- Instructions to follow
Show every line from the entries that follow which holds the word "interested".

- Entries taken from a collection
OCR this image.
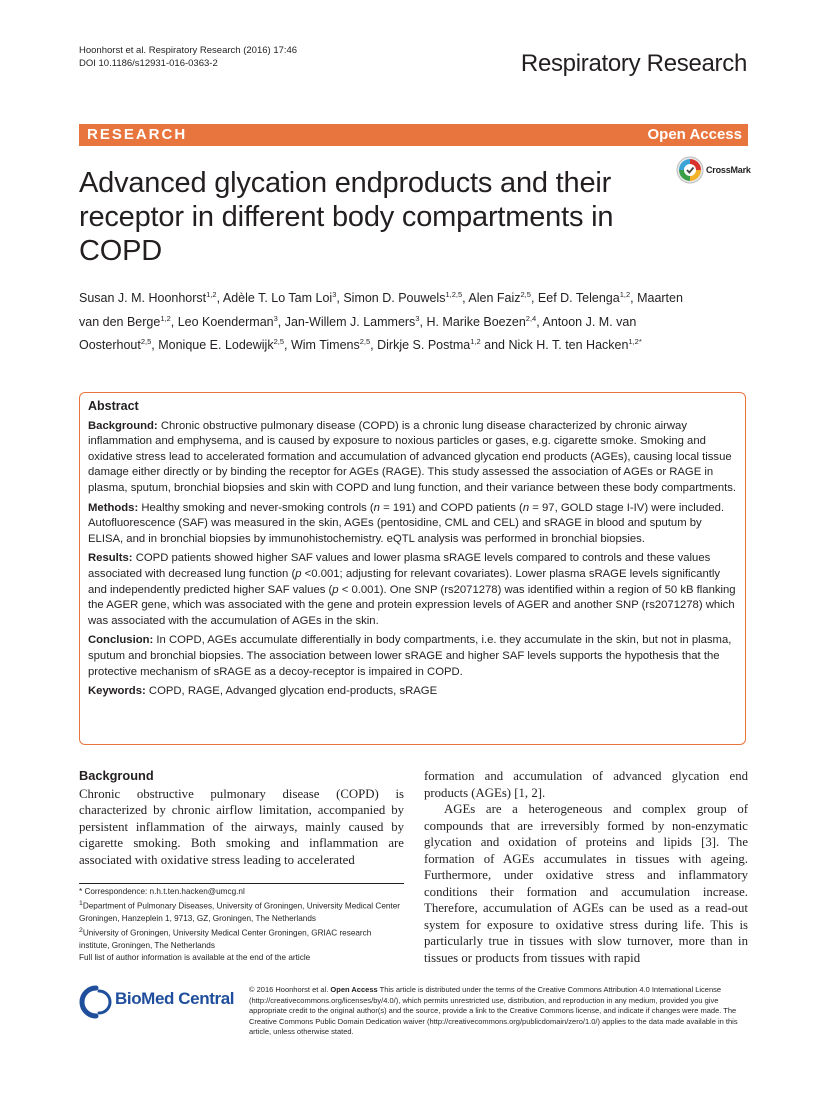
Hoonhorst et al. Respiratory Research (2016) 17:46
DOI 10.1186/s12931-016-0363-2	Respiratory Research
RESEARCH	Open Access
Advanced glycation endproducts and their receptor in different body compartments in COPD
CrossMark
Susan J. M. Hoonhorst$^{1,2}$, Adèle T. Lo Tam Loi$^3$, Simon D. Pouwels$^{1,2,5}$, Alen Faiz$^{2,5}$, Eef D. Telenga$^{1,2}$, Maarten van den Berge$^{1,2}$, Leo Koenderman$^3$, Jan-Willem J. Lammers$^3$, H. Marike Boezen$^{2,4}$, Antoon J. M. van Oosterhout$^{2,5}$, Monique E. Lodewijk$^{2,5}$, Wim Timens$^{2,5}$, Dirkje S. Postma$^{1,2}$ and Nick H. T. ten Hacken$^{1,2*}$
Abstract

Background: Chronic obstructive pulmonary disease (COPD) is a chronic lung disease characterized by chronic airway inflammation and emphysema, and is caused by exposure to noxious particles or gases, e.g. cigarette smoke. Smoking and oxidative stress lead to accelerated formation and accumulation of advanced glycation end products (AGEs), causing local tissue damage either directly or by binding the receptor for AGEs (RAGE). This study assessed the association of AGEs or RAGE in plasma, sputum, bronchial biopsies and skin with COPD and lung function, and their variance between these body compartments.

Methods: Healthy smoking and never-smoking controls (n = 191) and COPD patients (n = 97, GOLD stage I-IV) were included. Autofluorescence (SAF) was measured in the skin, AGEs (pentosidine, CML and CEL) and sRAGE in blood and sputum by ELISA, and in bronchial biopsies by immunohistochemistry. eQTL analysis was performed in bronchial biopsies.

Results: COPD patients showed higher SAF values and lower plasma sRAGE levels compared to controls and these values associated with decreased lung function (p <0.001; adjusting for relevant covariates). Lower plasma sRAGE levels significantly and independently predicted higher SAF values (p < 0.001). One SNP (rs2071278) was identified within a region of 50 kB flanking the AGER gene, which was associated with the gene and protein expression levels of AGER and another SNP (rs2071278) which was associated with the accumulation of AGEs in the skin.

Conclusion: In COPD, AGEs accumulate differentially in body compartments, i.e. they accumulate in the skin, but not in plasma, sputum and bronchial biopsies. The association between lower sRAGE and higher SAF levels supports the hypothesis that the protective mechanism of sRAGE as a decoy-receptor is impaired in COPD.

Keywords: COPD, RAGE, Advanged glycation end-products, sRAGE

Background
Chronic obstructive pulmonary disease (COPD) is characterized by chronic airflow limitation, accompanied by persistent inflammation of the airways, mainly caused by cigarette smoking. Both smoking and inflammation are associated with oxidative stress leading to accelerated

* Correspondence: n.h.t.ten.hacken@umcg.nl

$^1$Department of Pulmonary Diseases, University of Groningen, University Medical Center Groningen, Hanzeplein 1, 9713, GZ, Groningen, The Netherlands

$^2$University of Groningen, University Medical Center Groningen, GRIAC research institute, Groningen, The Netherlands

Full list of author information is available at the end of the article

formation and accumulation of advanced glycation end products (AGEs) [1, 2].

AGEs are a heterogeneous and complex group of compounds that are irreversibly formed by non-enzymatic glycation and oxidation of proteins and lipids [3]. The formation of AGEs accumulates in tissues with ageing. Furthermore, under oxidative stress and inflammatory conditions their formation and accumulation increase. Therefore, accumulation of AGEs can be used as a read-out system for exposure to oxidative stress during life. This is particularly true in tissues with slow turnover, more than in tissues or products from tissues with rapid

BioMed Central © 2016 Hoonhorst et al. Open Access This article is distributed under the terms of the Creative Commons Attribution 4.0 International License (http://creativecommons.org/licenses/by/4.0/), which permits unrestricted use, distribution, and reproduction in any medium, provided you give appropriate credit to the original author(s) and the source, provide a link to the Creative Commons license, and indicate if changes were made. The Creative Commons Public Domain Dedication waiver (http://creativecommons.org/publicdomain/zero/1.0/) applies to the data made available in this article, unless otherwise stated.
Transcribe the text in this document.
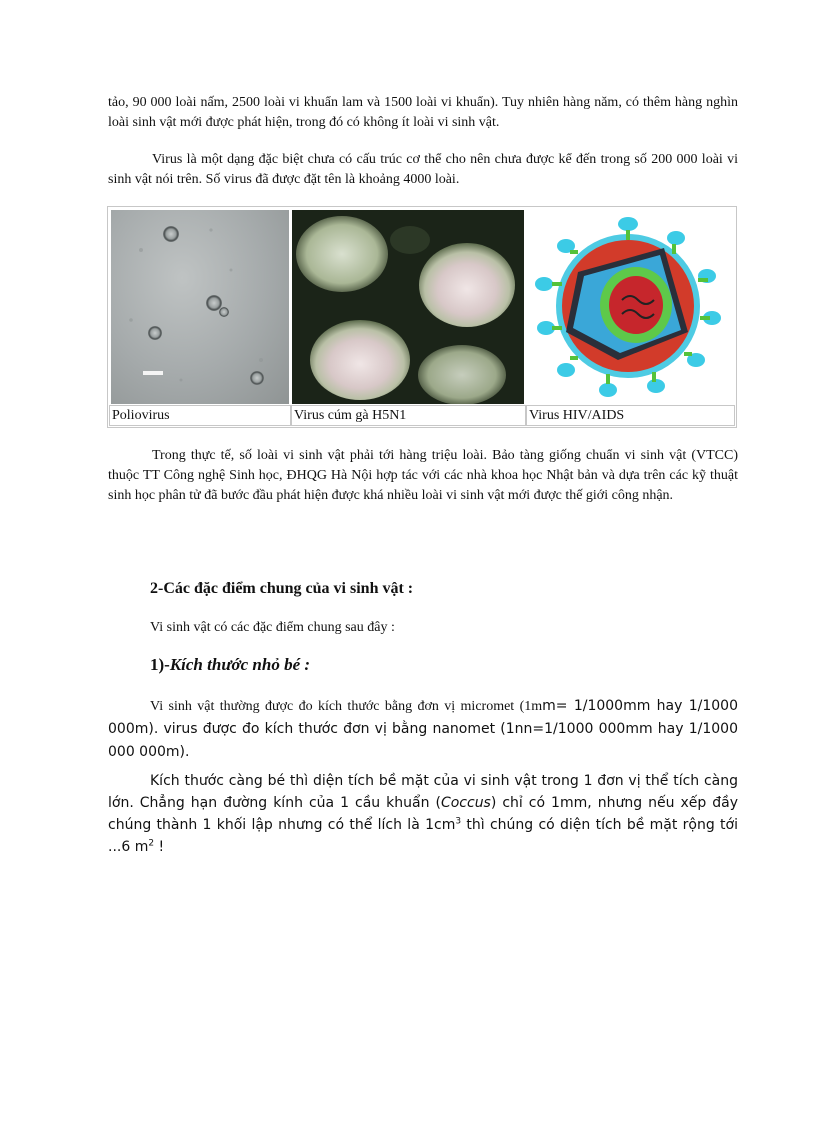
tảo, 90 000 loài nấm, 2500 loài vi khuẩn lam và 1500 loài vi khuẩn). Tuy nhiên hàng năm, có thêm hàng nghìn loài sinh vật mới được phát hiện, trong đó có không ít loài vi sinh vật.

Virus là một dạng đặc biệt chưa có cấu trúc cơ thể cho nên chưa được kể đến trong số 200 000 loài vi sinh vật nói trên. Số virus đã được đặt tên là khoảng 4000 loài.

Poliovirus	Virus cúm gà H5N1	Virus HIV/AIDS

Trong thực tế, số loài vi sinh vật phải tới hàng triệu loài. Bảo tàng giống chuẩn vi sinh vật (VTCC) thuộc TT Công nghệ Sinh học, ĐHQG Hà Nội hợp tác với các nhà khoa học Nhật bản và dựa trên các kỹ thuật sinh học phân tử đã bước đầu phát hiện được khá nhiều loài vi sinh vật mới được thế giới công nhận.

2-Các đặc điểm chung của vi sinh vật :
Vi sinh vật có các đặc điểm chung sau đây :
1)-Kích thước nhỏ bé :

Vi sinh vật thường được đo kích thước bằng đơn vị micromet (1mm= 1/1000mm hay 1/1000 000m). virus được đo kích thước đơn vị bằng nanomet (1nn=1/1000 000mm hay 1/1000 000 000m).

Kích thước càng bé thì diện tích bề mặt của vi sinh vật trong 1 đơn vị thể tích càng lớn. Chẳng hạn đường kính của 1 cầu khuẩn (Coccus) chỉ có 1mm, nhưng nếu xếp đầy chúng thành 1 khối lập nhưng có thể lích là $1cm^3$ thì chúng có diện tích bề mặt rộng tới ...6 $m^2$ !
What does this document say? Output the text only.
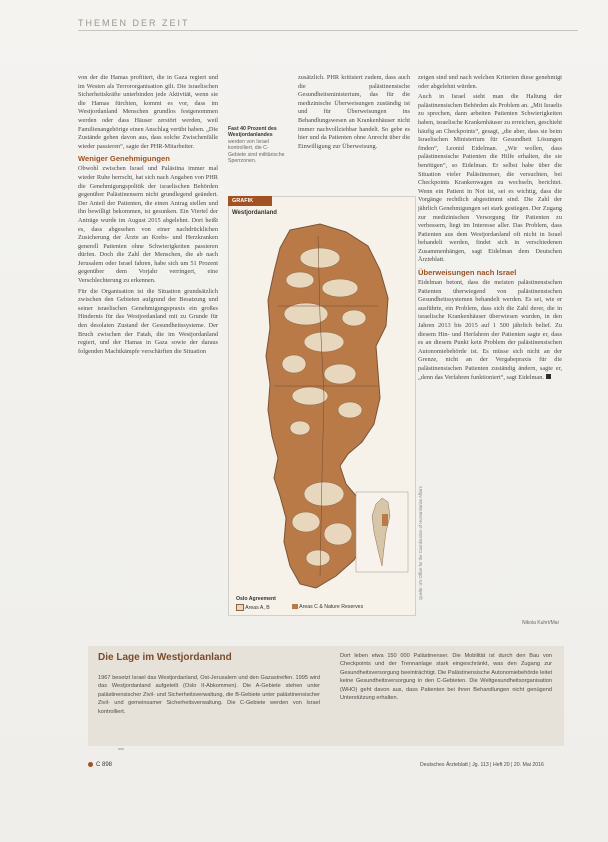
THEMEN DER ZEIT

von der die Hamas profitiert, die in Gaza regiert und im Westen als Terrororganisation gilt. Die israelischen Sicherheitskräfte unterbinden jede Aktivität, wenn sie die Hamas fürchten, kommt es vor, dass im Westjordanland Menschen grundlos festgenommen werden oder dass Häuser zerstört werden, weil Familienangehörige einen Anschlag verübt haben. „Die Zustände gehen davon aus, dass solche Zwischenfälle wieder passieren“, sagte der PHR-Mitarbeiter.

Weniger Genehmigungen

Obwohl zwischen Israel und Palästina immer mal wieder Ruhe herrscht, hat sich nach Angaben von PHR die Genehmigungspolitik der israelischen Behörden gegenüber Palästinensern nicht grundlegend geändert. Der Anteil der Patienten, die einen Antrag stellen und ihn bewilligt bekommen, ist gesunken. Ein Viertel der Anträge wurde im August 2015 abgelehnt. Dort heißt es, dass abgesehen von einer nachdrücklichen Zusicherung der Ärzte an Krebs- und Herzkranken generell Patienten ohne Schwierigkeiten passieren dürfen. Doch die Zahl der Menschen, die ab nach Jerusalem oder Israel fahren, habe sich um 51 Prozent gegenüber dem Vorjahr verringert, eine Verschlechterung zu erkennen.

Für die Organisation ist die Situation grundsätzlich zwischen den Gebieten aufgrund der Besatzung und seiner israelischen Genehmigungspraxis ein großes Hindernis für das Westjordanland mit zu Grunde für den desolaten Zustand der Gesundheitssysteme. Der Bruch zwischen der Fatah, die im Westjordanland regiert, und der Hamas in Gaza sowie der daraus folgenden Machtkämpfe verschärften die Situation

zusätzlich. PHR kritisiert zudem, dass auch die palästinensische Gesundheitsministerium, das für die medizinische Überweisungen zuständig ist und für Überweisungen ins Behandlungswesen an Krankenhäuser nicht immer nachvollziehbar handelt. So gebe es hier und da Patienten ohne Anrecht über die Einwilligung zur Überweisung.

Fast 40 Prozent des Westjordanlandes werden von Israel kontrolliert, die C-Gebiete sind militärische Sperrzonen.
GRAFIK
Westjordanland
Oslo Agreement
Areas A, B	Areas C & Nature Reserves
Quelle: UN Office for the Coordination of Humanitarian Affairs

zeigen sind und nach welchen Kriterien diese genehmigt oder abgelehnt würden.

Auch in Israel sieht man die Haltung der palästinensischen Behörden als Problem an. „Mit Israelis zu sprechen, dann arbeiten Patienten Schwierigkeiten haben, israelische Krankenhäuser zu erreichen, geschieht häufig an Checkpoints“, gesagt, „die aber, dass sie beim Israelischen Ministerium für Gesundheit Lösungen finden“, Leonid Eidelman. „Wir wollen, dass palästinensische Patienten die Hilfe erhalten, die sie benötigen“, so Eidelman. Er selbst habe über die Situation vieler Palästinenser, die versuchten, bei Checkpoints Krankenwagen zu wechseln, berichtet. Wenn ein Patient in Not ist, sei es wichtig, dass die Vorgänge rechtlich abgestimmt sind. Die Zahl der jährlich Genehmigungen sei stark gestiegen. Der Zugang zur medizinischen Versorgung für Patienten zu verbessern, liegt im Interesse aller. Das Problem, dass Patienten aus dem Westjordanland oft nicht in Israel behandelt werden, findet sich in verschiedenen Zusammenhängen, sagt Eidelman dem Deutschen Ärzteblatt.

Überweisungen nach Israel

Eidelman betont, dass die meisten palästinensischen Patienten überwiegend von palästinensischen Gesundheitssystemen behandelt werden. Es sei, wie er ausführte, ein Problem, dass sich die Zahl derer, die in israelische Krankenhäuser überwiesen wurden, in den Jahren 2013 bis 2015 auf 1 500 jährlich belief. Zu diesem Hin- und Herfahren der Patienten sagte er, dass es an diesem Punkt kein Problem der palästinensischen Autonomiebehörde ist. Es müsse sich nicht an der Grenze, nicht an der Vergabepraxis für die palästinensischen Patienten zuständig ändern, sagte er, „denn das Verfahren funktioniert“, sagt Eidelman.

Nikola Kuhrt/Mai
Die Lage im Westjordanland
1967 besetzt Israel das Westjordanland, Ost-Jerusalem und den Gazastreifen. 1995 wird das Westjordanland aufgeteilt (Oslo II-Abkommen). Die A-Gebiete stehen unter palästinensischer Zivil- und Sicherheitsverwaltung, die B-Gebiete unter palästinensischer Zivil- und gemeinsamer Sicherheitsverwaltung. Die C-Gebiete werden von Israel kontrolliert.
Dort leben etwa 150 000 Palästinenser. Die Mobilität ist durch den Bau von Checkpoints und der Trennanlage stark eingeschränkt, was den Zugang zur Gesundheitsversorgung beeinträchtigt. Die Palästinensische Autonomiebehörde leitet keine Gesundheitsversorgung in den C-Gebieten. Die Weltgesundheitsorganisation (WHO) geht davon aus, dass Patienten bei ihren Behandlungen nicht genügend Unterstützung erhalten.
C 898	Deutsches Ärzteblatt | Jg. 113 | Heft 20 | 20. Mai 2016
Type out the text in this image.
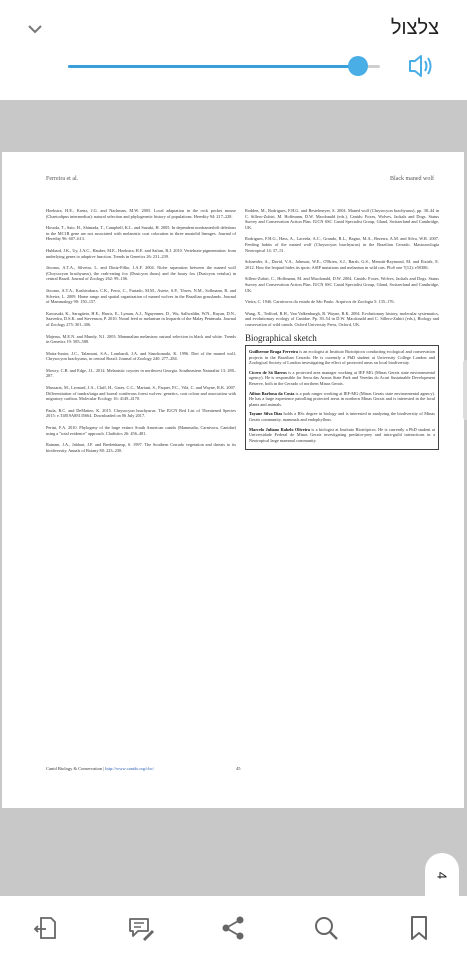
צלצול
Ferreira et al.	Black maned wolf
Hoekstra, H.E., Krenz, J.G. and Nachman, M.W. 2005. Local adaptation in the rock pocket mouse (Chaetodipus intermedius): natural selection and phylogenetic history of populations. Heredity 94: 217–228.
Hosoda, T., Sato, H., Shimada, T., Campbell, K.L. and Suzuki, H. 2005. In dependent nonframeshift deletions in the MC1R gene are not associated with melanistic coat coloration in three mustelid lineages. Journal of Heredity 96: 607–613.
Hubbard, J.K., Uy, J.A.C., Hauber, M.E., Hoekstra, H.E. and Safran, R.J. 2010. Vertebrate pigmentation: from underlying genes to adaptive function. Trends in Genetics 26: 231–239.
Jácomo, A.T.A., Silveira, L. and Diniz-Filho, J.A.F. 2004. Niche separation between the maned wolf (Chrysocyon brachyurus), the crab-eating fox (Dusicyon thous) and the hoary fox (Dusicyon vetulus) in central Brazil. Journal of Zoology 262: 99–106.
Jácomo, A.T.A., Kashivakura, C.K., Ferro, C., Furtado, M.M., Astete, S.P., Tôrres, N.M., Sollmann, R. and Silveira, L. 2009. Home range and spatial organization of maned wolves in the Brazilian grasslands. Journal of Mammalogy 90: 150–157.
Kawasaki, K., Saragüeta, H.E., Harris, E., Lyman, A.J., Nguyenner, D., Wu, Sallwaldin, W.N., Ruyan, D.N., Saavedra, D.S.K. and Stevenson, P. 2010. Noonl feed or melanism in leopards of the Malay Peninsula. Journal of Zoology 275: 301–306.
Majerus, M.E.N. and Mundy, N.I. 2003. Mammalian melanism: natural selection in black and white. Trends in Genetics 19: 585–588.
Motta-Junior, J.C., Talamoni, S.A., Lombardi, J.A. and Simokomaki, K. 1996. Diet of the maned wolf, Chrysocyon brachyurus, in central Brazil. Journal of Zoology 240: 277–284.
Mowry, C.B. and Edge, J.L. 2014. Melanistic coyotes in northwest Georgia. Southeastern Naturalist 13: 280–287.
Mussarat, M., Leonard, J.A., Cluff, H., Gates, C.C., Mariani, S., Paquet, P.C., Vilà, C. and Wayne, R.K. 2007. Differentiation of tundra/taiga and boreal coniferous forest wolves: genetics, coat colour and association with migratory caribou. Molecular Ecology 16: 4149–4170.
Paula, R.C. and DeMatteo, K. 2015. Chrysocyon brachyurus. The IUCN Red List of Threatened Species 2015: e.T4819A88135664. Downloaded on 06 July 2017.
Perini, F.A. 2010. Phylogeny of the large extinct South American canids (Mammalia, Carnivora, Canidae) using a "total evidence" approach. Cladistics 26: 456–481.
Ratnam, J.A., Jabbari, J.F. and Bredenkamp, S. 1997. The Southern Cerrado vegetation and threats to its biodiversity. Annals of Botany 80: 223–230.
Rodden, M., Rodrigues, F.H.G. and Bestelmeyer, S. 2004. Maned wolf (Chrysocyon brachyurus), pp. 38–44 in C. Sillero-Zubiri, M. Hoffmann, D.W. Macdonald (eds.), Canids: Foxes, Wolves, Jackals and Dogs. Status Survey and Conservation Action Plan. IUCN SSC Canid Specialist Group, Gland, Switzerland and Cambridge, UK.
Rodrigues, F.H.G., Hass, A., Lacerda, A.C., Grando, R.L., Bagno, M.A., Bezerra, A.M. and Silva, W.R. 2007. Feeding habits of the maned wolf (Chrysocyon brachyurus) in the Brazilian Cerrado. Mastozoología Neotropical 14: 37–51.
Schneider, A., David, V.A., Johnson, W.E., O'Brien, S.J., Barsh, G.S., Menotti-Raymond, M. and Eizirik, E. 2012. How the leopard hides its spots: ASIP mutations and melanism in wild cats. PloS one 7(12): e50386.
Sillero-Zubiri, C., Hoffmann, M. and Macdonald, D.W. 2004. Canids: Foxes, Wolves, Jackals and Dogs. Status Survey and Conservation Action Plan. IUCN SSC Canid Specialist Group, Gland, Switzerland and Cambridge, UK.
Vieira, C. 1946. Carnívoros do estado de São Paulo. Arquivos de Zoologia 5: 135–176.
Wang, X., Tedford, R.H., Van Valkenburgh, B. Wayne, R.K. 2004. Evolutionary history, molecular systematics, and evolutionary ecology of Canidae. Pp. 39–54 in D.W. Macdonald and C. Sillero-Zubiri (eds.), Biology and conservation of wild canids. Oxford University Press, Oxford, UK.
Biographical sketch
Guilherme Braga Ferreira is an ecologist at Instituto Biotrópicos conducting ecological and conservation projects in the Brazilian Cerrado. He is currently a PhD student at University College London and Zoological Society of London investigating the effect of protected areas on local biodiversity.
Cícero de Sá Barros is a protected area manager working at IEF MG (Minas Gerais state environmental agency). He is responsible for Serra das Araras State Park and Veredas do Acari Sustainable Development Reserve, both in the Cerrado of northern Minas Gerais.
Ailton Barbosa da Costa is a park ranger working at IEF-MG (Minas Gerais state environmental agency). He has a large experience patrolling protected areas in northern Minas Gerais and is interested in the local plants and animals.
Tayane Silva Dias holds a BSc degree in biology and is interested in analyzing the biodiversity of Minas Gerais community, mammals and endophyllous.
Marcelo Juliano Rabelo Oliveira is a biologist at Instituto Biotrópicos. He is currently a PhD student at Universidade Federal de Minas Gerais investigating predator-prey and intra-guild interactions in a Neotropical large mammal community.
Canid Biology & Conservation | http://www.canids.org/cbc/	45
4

- Exercise answer
Ailton Barbosa da Costa is a park ranger working at IEF-MG (Minas Gerais state environmental agency). He has a large experience patrolling protected areas in northern Minas Gerais and is interested in the local plants and animals.
Tayane Silva Dias holds a BSc degree in biology and is interested in analyzing the biodiversity of Minas Gerais community, mammals and endophyllous.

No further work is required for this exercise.